▸ **WRITTEN PROBLEM**
From the listing below, return each line that includes "doet".

▸ **GIVEN RECORDS**

########

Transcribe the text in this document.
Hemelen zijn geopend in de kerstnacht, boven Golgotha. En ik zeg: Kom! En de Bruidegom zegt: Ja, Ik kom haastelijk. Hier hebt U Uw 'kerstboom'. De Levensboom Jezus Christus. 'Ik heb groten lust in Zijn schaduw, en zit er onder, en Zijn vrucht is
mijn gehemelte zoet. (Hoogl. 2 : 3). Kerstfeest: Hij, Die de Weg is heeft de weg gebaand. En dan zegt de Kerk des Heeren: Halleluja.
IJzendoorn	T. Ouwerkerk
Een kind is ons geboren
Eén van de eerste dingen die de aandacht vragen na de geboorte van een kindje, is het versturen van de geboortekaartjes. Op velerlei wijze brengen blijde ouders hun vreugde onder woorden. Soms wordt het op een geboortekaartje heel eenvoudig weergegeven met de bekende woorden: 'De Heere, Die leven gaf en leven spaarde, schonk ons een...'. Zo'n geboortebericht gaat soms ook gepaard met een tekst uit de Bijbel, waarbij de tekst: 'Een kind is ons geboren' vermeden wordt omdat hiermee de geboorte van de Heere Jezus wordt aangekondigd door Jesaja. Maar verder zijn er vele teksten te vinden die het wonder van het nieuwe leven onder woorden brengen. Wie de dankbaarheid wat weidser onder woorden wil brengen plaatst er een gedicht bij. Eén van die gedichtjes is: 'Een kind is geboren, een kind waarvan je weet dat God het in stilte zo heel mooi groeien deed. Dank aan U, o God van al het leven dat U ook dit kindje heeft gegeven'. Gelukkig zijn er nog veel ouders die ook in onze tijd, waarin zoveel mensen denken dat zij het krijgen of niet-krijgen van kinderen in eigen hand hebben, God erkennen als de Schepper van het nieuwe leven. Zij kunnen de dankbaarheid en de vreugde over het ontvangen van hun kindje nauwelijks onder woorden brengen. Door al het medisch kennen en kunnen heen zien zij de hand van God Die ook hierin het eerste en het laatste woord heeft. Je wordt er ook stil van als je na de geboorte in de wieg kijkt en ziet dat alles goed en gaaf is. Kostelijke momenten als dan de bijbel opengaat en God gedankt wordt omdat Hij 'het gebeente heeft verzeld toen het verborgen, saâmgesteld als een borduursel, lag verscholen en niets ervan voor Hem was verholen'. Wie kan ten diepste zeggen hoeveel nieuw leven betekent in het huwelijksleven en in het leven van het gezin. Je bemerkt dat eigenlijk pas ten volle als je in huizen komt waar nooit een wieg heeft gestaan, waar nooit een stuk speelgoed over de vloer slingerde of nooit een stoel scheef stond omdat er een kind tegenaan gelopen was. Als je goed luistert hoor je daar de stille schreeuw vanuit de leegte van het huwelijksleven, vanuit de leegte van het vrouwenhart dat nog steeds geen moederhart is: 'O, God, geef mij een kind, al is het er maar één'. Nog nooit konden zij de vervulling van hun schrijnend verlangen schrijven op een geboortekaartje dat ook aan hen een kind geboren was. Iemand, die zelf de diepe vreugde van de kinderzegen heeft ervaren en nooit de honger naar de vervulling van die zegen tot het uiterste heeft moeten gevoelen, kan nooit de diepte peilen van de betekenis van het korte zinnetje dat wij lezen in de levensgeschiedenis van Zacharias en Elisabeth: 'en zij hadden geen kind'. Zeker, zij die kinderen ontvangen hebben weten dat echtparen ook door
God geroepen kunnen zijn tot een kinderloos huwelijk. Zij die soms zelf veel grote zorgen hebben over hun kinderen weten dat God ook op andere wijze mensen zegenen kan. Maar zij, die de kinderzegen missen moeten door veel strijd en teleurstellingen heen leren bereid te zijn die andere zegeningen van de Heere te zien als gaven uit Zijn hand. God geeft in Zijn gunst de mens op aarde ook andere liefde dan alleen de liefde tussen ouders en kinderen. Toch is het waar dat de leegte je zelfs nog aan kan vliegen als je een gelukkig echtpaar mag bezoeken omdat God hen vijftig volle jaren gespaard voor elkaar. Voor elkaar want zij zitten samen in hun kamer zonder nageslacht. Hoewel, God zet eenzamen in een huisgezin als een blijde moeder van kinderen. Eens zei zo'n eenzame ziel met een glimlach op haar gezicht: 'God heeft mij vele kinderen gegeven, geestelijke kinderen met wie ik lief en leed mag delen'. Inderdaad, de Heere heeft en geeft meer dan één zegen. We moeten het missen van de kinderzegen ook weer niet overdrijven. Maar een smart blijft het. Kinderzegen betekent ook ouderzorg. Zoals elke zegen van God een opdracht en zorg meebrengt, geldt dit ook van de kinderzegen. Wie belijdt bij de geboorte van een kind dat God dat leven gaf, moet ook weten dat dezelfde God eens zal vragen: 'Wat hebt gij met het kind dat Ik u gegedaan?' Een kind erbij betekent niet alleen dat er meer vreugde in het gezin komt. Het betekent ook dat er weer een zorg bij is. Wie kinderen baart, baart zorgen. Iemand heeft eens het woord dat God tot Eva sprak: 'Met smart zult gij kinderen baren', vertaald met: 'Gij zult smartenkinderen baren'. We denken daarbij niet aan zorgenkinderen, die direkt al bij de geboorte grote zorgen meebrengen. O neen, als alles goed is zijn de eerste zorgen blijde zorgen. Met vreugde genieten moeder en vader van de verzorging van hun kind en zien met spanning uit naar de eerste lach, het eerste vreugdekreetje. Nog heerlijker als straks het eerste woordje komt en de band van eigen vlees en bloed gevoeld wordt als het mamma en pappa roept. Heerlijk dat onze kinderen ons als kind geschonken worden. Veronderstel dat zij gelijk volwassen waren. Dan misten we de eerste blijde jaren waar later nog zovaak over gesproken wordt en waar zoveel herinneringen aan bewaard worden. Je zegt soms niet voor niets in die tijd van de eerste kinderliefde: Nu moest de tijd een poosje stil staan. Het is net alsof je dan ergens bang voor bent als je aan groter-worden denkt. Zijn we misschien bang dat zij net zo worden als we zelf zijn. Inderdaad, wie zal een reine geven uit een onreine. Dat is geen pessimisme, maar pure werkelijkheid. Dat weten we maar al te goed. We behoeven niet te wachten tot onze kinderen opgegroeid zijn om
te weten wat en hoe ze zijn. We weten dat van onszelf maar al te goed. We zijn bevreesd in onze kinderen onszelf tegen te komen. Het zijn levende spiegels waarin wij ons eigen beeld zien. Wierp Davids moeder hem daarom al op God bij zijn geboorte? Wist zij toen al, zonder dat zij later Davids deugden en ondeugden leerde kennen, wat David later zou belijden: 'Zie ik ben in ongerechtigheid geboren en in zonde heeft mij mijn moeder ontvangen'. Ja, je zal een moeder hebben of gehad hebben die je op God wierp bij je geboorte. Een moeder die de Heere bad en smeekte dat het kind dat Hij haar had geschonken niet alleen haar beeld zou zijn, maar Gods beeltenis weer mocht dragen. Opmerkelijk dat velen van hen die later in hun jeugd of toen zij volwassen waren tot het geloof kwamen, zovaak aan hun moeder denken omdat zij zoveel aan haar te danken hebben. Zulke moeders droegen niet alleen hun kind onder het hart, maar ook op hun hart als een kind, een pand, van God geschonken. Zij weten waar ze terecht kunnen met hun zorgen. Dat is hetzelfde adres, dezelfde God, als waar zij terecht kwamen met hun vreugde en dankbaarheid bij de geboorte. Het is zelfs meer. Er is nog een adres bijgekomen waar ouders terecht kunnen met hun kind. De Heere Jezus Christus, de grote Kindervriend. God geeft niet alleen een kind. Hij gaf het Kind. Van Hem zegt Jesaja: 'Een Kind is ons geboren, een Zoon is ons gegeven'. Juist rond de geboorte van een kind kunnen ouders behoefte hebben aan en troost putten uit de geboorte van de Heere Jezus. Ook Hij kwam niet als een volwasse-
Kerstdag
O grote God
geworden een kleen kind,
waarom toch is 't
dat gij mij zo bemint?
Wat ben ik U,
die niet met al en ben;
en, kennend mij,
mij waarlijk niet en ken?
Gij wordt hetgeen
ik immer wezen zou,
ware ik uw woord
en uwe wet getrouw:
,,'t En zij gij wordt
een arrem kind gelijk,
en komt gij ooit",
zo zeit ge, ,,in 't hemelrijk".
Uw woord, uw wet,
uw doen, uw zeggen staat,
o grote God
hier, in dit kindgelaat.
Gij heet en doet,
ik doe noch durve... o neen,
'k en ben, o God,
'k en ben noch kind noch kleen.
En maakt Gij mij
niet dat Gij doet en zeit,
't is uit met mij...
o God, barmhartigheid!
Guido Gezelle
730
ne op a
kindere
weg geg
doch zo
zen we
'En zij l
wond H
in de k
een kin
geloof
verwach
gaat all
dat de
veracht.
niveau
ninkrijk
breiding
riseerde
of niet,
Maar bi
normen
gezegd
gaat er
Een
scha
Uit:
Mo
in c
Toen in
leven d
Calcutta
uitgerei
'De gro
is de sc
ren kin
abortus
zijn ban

########

▸ **OUTPUT OF THE EXERCISE**
Gij heet en doet,
niet dat Gij doet en zeit,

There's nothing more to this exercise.